What is required
Where a line in the listing below contains the word "System", copy that line.
━━ Dataset records ━━
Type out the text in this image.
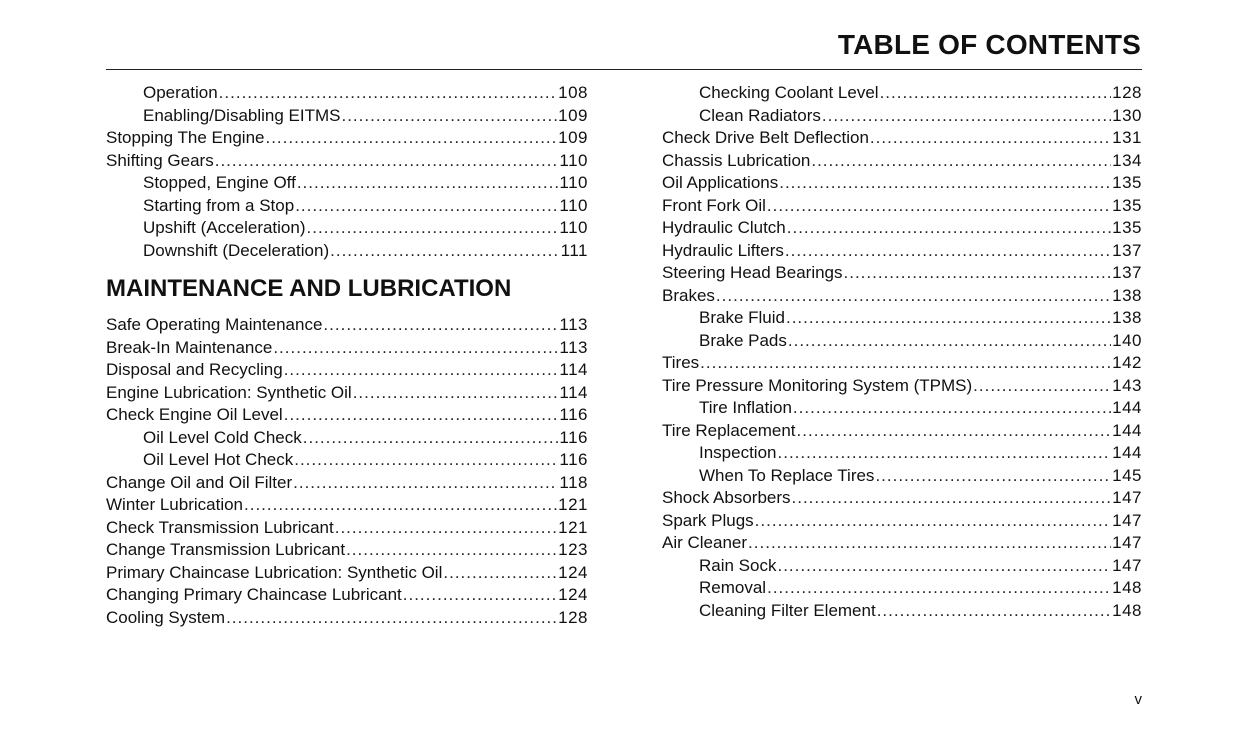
TABLE OF CONTENTS
Operation .....	108
Enabling/Disabling EITMS .....	109
Stopping The Engine .....	109
Shifting Gears .....	110
Stopped, Engine Off .....	110
Starting from a Stop .....	110
Upshift (Acceleration) .....	110
Downshift (Deceleration) .....	111
MAINTENANCE AND LUBRICATION
Safe Operating Maintenance .....	113
Break-In Maintenance .....	113
Disposal and Recycling .....	114
Engine Lubrication: Synthetic Oil .....	114
Check Engine Oil Level .....	116
Oil Level Cold Check .....	116
Oil Level Hot Check .....	116
Change Oil and Oil Filter .....	118
Winter Lubrication .....	121
Check Transmission Lubricant .....	121
Change Transmission Lubricant .....	123
Primary Chaincase Lubrication: Synthetic Oil .....	124
Changing Primary Chaincase Lubricant .....	124
Cooling System .....	128
Checking Coolant Level .....	128
Clean Radiators .....	130
Check Drive Belt Deflection .....	131
Chassis Lubrication .....	134
Oil Applications .....	135
Front Fork Oil .....	135
Hydraulic Clutch .....	135
Hydraulic Lifters .....	137
Steering Head Bearings .....	137
Brakes .....	138
Brake Fluid .....	138
Brake Pads .....	140
Tires .....	142
Tire Pressure Monitoring System (TPMS) .....	143
Tire Inflation .....	144
Tire Replacement .....	144
Inspection .....	144
When To Replace Tires .....	145
Shock Absorbers .....	147
Spark Plugs .....	147
Air Cleaner .....	147
Rain Sock .....	147
Removal .....	148
Cleaning Filter Element .....	148
v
━━━
Answer for the task
Cooling System .....	128
Tire Pressure Monitoring System (TPMS) .....	143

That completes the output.